----- EXERCISE DATA
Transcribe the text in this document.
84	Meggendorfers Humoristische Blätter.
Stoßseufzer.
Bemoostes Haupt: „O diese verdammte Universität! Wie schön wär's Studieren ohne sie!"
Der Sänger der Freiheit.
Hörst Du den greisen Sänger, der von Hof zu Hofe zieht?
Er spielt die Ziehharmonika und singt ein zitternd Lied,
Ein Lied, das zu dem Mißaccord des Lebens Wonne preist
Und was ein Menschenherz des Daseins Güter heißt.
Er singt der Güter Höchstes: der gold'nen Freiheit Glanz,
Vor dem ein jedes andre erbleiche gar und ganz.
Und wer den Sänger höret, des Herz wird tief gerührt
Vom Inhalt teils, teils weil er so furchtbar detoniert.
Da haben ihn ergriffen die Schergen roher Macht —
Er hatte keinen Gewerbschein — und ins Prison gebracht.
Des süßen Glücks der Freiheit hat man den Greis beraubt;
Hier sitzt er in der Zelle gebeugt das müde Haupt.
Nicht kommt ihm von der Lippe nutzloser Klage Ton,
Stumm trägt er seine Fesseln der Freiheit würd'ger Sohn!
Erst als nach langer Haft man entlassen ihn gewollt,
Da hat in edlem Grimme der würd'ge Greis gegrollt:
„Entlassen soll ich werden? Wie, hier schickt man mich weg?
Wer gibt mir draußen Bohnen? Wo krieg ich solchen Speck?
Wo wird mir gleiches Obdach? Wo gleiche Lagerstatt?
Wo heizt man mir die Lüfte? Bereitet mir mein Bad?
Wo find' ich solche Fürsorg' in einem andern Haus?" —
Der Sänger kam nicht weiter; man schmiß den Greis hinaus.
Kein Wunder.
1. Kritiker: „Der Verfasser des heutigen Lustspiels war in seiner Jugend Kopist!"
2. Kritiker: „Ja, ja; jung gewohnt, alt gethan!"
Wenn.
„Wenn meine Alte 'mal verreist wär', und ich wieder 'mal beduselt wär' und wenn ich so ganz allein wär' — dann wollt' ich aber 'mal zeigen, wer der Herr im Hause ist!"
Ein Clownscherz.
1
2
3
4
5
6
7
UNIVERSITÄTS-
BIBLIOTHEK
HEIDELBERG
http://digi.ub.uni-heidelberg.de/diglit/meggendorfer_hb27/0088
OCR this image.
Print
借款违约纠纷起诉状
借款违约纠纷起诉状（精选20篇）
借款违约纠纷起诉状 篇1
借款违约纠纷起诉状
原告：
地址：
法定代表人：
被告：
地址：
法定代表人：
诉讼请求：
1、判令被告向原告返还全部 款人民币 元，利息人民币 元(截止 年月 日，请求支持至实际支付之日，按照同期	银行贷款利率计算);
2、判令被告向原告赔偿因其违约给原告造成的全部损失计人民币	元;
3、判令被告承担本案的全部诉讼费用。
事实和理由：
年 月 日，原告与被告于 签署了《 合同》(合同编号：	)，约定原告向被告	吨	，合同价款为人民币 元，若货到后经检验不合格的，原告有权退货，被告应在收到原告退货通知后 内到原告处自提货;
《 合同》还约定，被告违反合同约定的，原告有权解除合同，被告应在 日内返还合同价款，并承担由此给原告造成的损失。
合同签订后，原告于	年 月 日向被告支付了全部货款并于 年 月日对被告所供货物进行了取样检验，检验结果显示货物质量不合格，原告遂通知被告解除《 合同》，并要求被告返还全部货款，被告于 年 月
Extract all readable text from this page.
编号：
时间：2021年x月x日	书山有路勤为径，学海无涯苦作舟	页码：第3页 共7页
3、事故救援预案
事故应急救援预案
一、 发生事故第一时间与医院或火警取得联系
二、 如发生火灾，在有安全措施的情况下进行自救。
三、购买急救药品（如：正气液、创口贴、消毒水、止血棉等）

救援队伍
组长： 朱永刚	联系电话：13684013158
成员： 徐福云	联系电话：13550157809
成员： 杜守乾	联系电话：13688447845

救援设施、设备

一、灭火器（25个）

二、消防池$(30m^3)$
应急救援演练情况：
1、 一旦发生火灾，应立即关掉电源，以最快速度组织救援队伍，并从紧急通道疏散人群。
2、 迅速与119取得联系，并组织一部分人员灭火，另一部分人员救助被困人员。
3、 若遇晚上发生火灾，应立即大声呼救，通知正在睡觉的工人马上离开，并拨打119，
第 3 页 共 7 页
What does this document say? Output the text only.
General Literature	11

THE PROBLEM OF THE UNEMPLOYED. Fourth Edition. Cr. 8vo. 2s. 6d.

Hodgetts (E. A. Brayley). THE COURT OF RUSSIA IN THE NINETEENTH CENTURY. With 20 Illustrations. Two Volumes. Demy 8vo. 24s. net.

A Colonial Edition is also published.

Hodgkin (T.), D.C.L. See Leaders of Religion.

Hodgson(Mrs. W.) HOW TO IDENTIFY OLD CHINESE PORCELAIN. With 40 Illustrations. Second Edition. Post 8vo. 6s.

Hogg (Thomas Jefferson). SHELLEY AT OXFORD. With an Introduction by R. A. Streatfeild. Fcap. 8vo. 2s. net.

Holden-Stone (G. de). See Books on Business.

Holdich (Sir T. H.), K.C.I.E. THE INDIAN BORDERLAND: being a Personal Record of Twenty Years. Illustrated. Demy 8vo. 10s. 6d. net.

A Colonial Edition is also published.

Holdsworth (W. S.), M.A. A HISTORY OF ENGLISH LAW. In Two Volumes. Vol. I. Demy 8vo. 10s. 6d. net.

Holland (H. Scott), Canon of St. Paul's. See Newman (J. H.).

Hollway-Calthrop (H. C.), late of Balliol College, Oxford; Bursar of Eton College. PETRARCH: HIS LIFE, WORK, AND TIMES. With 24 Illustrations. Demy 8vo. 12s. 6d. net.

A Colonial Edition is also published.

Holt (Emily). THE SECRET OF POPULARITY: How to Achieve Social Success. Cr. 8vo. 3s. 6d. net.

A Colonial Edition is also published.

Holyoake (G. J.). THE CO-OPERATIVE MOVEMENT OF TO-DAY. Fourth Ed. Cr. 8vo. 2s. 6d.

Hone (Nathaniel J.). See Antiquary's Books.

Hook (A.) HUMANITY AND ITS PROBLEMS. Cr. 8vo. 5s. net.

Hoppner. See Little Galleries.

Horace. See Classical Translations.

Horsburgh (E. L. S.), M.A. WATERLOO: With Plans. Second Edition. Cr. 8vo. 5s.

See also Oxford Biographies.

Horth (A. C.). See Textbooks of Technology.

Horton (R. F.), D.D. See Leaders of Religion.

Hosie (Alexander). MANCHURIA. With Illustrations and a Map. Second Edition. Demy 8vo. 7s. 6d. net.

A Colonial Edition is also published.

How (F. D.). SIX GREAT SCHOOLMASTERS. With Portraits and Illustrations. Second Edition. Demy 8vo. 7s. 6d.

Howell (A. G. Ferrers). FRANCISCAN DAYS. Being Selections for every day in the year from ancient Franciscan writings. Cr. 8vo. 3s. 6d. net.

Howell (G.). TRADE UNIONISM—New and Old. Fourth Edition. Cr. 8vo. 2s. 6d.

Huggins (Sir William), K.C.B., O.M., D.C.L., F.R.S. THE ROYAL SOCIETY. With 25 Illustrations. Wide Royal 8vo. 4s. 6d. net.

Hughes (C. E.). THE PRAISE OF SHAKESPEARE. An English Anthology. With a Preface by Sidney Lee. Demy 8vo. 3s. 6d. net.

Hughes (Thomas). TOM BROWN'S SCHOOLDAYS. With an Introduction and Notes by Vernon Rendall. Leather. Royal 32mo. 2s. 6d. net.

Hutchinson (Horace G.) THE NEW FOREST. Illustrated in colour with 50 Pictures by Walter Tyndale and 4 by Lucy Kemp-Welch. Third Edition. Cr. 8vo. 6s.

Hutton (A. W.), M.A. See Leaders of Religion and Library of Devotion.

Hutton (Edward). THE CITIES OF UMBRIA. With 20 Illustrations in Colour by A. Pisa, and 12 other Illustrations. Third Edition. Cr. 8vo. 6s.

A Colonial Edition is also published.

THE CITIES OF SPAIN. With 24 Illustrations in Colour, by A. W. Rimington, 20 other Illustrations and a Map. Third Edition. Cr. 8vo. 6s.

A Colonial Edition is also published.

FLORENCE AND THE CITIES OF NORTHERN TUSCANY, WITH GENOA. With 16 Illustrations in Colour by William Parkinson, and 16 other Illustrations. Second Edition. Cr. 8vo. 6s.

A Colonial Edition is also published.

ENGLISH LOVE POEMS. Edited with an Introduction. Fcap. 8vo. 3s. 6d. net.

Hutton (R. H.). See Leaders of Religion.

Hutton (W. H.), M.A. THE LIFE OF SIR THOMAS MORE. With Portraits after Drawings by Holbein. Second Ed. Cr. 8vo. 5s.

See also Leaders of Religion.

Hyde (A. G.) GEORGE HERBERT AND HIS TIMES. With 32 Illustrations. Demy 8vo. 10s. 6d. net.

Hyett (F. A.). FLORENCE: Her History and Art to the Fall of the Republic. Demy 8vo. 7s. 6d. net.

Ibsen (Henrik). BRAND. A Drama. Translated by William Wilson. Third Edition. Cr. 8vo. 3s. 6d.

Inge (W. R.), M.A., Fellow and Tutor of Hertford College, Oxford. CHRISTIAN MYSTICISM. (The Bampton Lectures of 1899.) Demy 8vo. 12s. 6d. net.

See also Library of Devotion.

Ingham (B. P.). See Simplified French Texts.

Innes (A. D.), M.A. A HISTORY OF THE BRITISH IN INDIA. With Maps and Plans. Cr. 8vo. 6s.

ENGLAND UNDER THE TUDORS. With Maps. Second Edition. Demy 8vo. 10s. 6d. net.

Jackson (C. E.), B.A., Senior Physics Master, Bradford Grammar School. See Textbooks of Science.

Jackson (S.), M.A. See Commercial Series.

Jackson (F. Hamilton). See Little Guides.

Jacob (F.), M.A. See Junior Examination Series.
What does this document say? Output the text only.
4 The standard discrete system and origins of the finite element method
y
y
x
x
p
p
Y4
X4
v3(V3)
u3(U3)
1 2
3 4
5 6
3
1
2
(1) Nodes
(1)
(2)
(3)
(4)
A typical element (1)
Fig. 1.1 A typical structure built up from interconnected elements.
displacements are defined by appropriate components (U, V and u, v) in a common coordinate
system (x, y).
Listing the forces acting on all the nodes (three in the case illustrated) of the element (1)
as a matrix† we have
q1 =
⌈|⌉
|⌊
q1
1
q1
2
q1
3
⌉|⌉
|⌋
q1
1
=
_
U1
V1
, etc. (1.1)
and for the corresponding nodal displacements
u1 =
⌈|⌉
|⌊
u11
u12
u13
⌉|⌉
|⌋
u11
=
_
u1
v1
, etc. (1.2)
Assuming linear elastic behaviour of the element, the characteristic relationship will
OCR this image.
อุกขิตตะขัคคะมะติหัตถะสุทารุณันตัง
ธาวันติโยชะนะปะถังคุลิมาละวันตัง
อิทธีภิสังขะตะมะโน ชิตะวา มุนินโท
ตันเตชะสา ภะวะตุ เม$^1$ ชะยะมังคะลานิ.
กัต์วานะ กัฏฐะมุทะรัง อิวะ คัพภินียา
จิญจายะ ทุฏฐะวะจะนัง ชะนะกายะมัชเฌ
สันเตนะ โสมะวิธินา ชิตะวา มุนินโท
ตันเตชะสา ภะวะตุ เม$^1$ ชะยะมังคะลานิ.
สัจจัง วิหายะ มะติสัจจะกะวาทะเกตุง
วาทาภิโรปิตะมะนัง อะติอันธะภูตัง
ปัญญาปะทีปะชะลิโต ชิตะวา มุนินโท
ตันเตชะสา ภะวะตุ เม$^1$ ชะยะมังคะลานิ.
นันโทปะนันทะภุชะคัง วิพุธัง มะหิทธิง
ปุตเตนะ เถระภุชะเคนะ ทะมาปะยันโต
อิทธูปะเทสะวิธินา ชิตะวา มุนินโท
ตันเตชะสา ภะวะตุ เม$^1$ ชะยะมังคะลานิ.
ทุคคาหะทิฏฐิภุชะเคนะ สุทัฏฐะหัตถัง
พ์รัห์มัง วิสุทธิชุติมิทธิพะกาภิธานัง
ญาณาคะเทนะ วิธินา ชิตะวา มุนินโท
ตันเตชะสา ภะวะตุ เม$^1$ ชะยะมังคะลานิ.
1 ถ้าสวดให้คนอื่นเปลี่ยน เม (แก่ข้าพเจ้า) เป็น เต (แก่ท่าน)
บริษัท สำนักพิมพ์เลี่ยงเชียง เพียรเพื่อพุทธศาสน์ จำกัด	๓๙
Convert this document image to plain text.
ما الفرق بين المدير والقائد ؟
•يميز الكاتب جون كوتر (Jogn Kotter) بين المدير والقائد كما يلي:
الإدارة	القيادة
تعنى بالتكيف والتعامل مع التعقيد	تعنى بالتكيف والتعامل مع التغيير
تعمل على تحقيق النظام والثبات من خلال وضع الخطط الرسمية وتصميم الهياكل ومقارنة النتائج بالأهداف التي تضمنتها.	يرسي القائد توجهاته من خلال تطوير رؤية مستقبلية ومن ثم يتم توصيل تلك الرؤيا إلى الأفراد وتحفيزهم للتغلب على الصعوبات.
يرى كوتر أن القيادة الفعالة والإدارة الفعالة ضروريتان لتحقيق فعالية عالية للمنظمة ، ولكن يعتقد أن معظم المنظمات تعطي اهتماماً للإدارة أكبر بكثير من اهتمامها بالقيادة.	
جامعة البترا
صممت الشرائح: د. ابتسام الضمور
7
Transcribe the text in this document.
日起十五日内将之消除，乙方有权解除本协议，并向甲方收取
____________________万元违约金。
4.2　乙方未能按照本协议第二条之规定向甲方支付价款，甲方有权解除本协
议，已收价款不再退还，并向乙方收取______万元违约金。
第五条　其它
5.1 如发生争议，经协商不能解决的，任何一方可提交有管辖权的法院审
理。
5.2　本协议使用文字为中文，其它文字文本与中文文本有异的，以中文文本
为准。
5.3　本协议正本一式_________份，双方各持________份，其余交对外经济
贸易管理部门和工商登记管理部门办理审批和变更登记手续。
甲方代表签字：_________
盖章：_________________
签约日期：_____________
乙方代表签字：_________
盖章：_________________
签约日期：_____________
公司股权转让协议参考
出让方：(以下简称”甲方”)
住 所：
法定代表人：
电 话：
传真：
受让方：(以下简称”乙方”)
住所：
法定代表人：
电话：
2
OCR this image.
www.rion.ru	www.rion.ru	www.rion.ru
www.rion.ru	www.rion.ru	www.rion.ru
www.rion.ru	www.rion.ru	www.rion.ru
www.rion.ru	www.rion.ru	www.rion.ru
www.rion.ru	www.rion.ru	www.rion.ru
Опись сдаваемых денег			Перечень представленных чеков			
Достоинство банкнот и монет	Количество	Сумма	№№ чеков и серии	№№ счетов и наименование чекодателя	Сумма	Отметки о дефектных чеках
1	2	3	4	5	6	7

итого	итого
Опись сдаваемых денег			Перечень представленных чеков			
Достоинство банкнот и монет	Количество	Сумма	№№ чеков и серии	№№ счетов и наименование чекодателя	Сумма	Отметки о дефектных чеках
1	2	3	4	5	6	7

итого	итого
----------
> WHAT YOU WILL DO
What is the number of lines in this listing that contain the word "联系电话"? Answer with that number and nothing else.

> EXERCISE ANSWER
3